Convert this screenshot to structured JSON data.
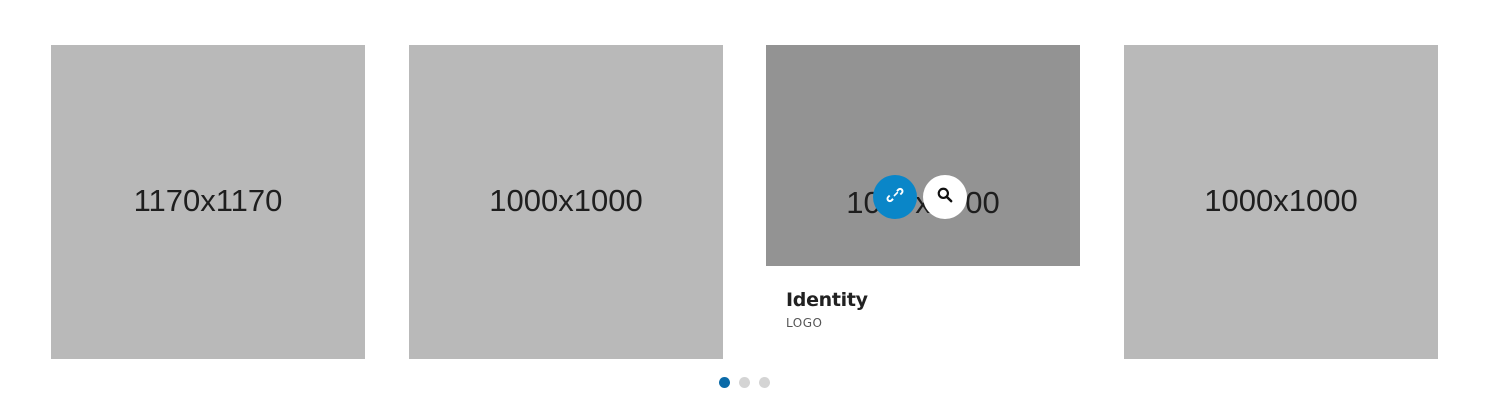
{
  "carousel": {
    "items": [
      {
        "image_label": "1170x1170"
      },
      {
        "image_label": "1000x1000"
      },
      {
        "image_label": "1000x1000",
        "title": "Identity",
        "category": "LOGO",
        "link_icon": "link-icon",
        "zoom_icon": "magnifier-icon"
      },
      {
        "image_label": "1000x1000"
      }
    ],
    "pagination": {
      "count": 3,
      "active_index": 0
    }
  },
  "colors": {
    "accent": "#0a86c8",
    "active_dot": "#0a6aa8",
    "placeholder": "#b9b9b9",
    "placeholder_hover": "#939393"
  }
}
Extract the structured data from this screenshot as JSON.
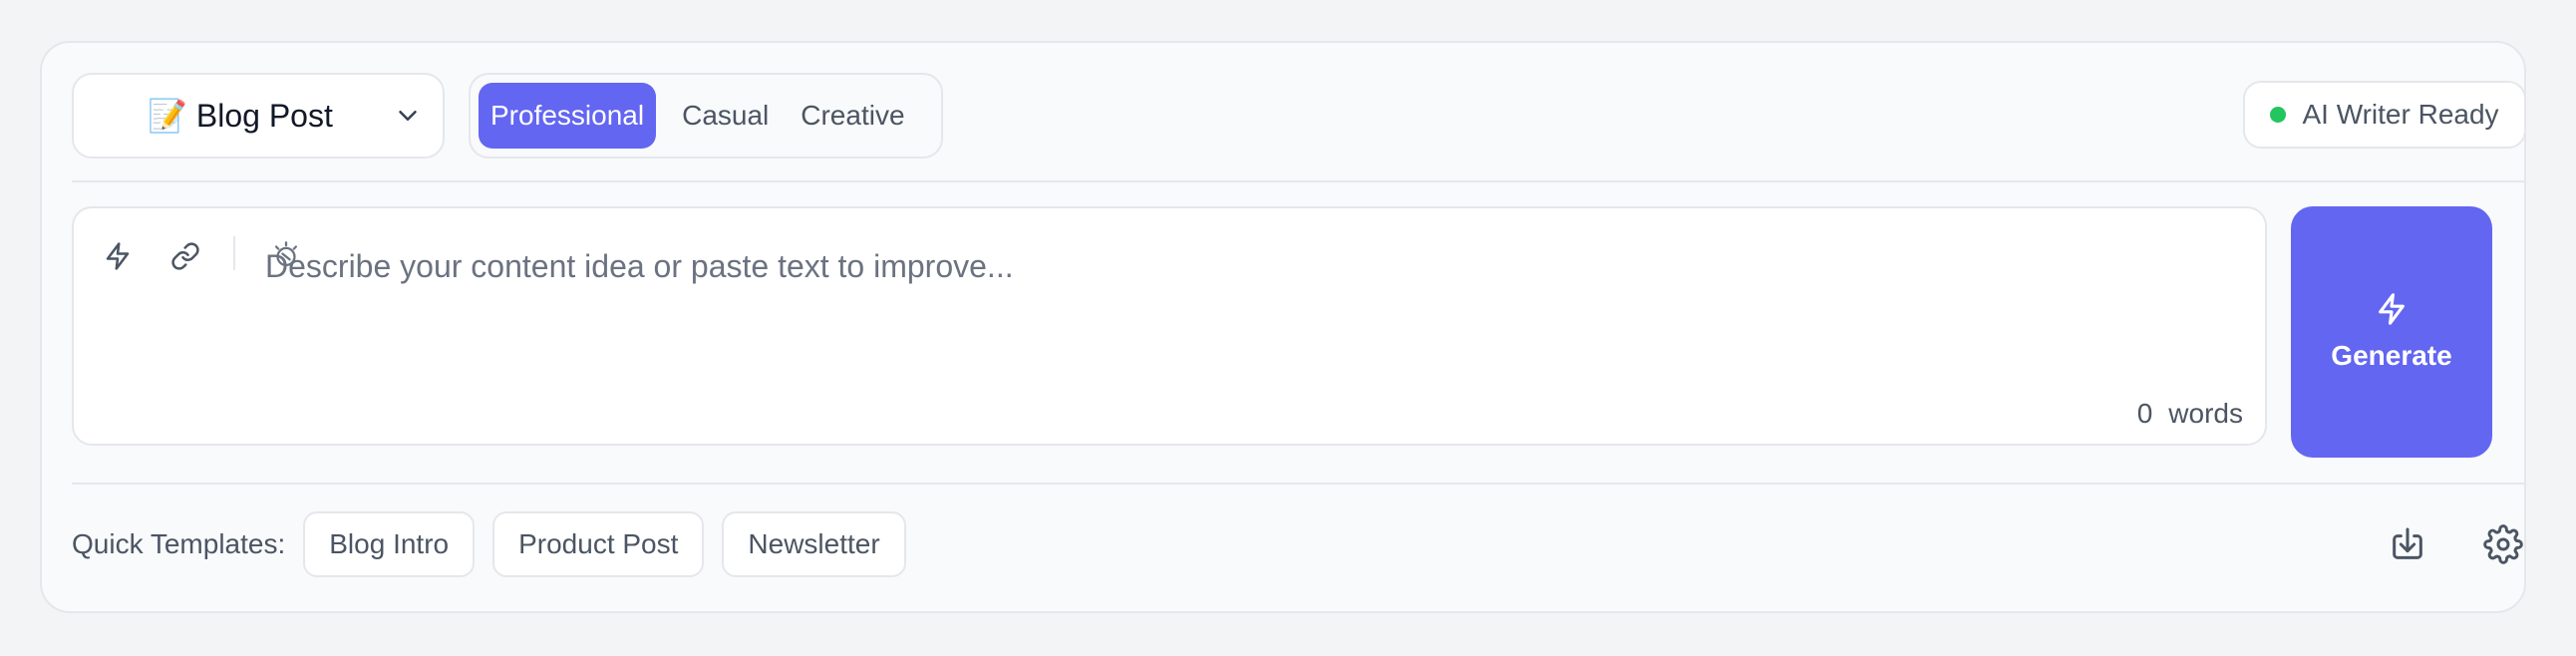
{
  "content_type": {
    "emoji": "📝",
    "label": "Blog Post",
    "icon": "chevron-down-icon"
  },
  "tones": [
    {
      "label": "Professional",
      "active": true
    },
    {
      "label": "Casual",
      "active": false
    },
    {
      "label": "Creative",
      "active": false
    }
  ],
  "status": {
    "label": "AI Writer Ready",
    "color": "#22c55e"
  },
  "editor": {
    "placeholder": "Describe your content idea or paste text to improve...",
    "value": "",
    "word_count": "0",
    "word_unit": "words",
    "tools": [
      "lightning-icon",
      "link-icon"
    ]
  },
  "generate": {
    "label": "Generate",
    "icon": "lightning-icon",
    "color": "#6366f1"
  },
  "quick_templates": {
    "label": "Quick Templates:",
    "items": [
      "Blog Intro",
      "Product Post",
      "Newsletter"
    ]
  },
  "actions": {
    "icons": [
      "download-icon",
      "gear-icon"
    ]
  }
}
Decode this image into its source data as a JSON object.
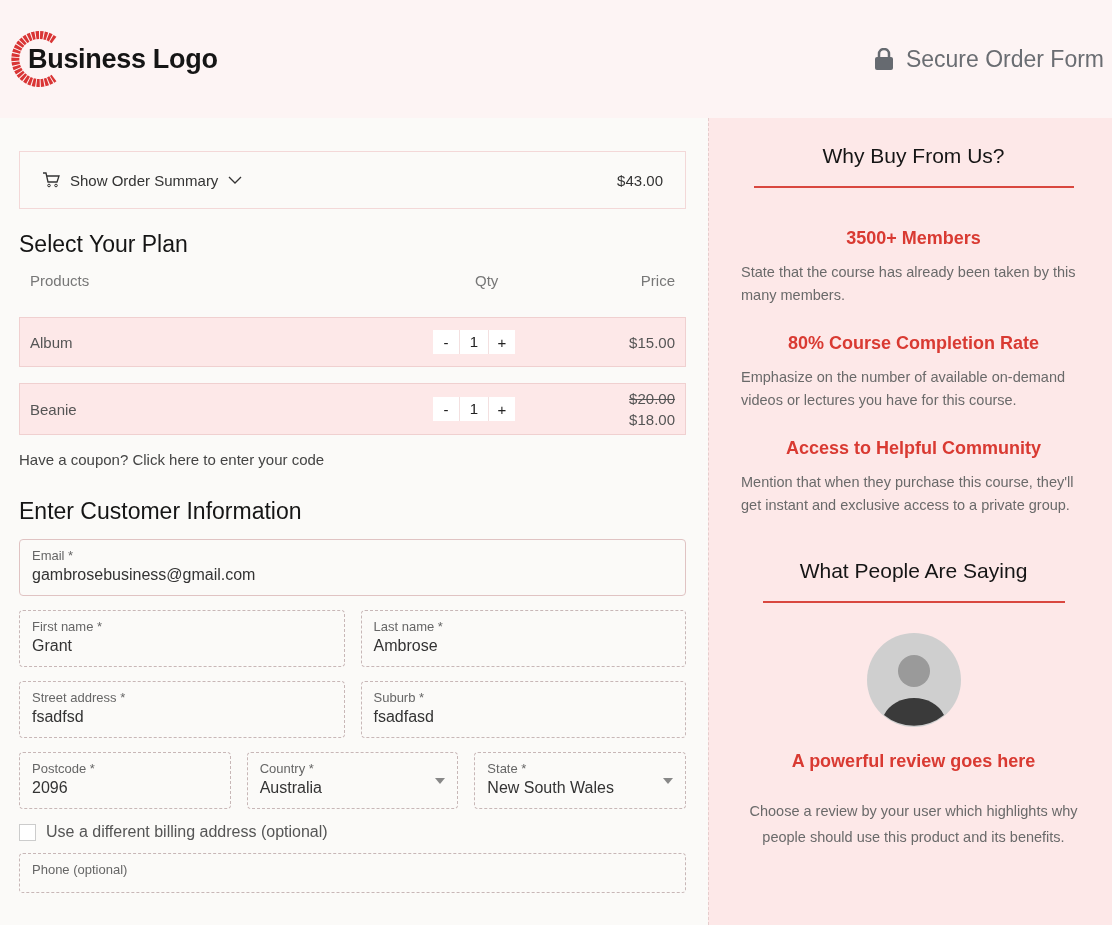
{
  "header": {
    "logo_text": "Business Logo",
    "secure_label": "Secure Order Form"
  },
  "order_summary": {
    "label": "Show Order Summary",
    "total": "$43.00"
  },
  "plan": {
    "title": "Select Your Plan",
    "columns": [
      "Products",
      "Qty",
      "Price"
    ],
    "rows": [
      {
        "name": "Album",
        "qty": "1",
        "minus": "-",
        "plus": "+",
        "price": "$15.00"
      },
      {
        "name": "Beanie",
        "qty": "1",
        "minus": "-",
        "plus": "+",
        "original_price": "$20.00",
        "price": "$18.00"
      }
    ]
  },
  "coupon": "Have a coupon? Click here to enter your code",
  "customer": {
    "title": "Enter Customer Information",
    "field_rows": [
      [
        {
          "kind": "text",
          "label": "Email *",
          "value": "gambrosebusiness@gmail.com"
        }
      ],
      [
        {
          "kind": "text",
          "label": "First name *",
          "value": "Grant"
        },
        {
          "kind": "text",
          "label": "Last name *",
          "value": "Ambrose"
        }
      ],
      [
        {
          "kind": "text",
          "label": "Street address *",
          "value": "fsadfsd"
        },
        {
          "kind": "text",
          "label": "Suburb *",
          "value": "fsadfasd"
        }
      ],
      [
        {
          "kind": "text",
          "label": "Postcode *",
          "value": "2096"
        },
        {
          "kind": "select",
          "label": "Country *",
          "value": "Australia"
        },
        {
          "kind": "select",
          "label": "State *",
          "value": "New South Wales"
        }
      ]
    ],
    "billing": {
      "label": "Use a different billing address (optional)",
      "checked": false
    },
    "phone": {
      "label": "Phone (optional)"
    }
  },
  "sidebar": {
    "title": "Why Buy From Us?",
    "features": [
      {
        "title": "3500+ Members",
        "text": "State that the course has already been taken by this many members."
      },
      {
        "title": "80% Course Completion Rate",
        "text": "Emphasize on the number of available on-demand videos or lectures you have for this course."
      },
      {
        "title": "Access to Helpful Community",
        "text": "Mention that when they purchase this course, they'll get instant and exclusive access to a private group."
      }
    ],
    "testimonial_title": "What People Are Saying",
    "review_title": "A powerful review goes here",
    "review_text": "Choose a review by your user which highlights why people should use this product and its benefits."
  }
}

WHAT IS NEEDED:
Copy out all the records exactly, excluding pictures.

SOLVED EXERCISE:
Convert this screenshot to structured JSON data.
{
  "carousel": {
    "items": [
      {
        "image_label": "1170x1170"
      },
      {
        "image_label": "1000x1000"
      },
      {
        "image_label": "1000x1000",
        "title": "Identity",
        "category": "LOGO",
        "link_icon": "link-icon",
        "zoom_icon": "magnifier-icon"
      },
      {
        "image_label": "1000x1000"
      }
    ],
    "pagination": {
      "count": 3,
      "active_index": 0
    }
  },
  "colors": {
    "accent": "#0a86c8",
    "active_dot": "#0a6aa8",
    "placeholder": "#b9b9b9",
    "placeholder_hover": "#939393"
  }
}
Extract the structured data from this screenshot as JSON.
{
  "content_type": {
    "emoji": "📝",
    "label": "Blog Post",
    "icon": "chevron-down-icon"
  },
  "tones": [
    {
      "label": "Professional",
      "active": true
    },
    {
      "label": "Casual",
      "active": false
    },
    {
      "label": "Creative",
      "active": false
    }
  ],
  "status": {
    "label": "AI Writer Ready",
    "color": "#22c55e"
  },
  "editor": {
    "placeholder": "Describe your content idea or paste text to improve...",
    "value": "",
    "word_count": "0",
    "word_unit": "words",
    "tools": [
      "lightning-icon",
      "link-icon"
    ]
  },
  "generate": {
    "label": "Generate",
    "icon": "lightning-icon",
    "color": "#6366f1"
  },
  "quick_templates": {
    "label": "Quick Templates:",
    "items": [
      "Blog Intro",
      "Product Post",
      "Newsletter"
    ]
  },
  "actions": {
    "icons": [
      "download-icon",
      "gear-icon"
    ]
  }
}
Decode this image into its source data as a JSON object.
{
  "header": {
    "logo_text": "Business Logo",
    "secure_label": "Secure Order Form"
  },
  "order_summary": {
    "label": "Show Order Summary",
    "total": "$43.00"
  },
  "plan": {
    "title": "Select Your Plan",
    "columns": [
      "Products",
      "Qty",
      "Price"
    ],
    "rows": [
      {
        "name": "Album",
        "qty": "1",
        "minus": "-",
        "plus": "+",
        "price": "$15.00"
      },
      {
        "name": "Beanie",
        "qty": "1",
        "minus": "-",
        "plus": "+",
        "original_price": "$20.00",
        "price": "$18.00"
      }
    ]
  },
  "coupon": "Have a coupon? Click here to enter your code",
  "customer": {
    "title": "Enter Customer Information",
    "field_rows": [
      [
        {
          "kind": "text",
          "label": "Email *",
          "value": "gambrosebusiness@gmail.com"
        }
      ],
      [
        {
          "kind": "text",
          "label": "First name *",
          "value": "Grant"
        },
        {
          "kind": "text",
          "label": "Last name *",
          "value": "Ambrose"
        }
      ],
      [
        {
          "kind": "text",
          "label": "Street address *",
          "value": "fsadfsd"
        },
        {
          "kind": "text",
          "label": "Suburb *",
          "value": "fsadfasd"
        }
      ],
      [
        {
          "kind": "text",
          "label": "Postcode *",
          "value": "2096"
        },
        {
          "kind": "select",
          "label": "Country *",
          "value": "Australia"
        },
        {
          "kind": "select",
          "label": "State *",
          "value": "New South Wales"
        }
      ]
    ],
    "billing": {
      "label": "Use a different billing address (optional)",
      "checked": false
    },
    "phone": {
      "label": "Phone (optional)"
    }
  },
  "sidebar": {
    "title": "Why Buy From Us?",
    "features": [
      {
        "title": "3500+ Members",
        "text": "State that the course has already been taken by this many members."
      },
      {
        "title": "80% Course Completion Rate",
        "text": "Emphasize on the number of available on-demand videos or lectures you have for this course."
      },
      {
        "title": "Access to Helpful Community",
        "text": "Mention that when they purchase this course, they'll get instant and exclusive access to a private group."
      }
    ],
    "testimonial_title": "What People Are Saying",
    "review_title": "A powerful review goes here",
    "review_text": "Choose a review by your user which highlights why people should use this product and its benefits."
  }
}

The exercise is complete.